### [THE TASK]
Give every entry again, word for word.

Saved entries
· · · · ·

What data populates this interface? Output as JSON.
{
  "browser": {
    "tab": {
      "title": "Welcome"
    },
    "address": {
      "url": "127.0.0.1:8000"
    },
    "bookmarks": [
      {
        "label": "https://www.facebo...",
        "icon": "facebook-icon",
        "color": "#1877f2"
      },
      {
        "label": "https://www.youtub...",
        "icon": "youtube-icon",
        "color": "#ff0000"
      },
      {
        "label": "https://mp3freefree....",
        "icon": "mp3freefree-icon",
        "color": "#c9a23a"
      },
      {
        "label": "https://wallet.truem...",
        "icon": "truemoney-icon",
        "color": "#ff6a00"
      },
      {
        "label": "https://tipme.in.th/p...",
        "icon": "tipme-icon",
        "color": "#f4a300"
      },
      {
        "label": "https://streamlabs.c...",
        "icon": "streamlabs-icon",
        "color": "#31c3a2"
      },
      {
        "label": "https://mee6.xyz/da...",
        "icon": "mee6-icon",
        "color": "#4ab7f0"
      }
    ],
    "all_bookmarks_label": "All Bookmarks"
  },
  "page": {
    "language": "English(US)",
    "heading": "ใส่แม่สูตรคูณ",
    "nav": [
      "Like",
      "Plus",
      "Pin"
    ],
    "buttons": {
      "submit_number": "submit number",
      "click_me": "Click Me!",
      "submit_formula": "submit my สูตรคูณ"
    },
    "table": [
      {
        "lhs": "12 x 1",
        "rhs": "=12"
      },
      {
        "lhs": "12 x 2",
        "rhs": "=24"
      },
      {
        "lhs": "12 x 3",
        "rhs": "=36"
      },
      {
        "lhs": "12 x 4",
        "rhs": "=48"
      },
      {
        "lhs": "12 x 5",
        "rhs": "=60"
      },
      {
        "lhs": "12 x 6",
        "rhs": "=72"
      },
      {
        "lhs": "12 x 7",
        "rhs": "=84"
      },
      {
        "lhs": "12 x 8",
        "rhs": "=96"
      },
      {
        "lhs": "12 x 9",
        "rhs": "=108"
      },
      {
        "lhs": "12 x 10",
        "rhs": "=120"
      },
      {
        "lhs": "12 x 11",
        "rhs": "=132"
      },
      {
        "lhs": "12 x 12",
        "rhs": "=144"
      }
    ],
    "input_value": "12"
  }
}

· · · · ·

### [ANSWER TO THE PROBLEM]
What data populates this interface? Output as JSON.
{
  "browser": {
    "tab": {
      "title": "Welcome"
    },
    "address": {
      "url": "127.0.0.1:8000"
    },
    "bookmarks": [
      {
        "label": "https://www.facebo...",
        "icon": "facebook-icon",
        "color": "#1877f2"
      },
      {
        "label": "https://www.youtub...",
        "icon": "youtube-icon",
        "color": "#ff0000"
      },
      {
        "label": "https://mp3freefree....",
        "icon": "mp3freefree-icon",
        "color": "#c9a23a"
      },
      {
        "label": "https://wallet.truem...",
        "icon": "truemoney-icon",
        "color": "#ff6a00"
      },
      {
        "label": "https://tipme.in.th/p...",
        "icon": "tipme-icon",
        "color": "#f4a300"
      },
      {
        "label": "https://streamlabs.c...",
        "icon": "streamlabs-icon",
        "color": "#31c3a2"
      },
      {
        "label": "https://mee6.xyz/da...",
        "icon": "mee6-icon",
        "color": "#4ab7f0"
      }
    ],
    "all_bookmarks_label": "All Bookmarks"
  },
  "page": {
    "language": "English(US)",
    "heading": "ใส่แม่สูตรคูณ",
    "nav": [
      "Like",
      "Plus",
      "Pin"
    ],
    "buttons": {
      "submit_number": "submit number",
      "click_me": "Click Me!",
      "submit_formula": "submit my สูตรคูณ"
    },
    "table": [
      {
        "lhs": "12 x 1",
        "rhs": "=12"
      },
      {
        "lhs": "12 x 2",
        "rhs": "=24"
      },
      {
        "lhs": "12 x 3",
        "rhs": "=36"
      },
      {
        "lhs": "12 x 4",
        "rhs": "=48"
      },
      {
        "lhs": "12 x 5",
        "rhs": "=60"
      },
      {
        "lhs": "12 x 6",
        "rhs": "=72"
      },
      {
        "lhs": "12 x 7",
        "rhs": "=84"
      },
      {
        "lhs": "12 x 8",
        "rhs": "=96"
      },
      {
        "lhs": "12 x 9",
        "rhs": "=108"
      },
      {
        "lhs": "12 x 10",
        "rhs": "=120"
      },
      {
        "lhs": "12 x 11",
        "rhs": "=132"
      },
      {
        "lhs": "12 x 12",
        "rhs": "=144"
      }
    ],
    "input_value": "12"
  }
}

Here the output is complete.